**Stored entries:**
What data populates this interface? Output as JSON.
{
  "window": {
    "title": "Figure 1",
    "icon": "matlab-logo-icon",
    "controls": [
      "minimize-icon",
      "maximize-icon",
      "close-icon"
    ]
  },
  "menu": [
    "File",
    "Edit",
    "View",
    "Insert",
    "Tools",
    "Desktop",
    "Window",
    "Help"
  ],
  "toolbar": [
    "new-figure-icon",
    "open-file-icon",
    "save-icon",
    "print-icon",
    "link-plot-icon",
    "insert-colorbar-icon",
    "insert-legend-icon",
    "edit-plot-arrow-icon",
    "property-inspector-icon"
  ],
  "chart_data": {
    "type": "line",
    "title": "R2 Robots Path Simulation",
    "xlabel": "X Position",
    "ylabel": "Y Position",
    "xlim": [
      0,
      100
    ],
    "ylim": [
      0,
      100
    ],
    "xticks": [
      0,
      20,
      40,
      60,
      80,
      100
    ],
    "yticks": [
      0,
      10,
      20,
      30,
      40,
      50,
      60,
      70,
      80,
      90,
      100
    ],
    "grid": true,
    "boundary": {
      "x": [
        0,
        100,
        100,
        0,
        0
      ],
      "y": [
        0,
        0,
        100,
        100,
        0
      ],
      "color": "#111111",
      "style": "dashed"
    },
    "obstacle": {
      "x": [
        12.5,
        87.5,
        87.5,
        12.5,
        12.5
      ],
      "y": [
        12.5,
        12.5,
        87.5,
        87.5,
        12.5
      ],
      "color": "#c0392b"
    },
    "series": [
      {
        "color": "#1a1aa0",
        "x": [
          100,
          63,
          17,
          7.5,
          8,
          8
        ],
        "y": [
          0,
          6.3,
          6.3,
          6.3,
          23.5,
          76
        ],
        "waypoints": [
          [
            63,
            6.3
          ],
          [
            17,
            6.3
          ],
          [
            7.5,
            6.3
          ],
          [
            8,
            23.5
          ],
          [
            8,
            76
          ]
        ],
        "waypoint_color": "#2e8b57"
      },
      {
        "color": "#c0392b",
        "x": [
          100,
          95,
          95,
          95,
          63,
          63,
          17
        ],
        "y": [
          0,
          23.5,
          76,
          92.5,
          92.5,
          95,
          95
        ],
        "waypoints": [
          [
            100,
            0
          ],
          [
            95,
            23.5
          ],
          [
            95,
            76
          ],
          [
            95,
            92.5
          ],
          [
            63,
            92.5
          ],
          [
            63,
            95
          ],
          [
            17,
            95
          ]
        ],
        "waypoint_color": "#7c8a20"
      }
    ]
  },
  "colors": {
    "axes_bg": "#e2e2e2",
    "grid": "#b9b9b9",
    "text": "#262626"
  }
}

**EXERCISE DETAILS:**
Count up the lines in the listing that hold the word "Position", and give that number only.

**FINAL RESULT:**
2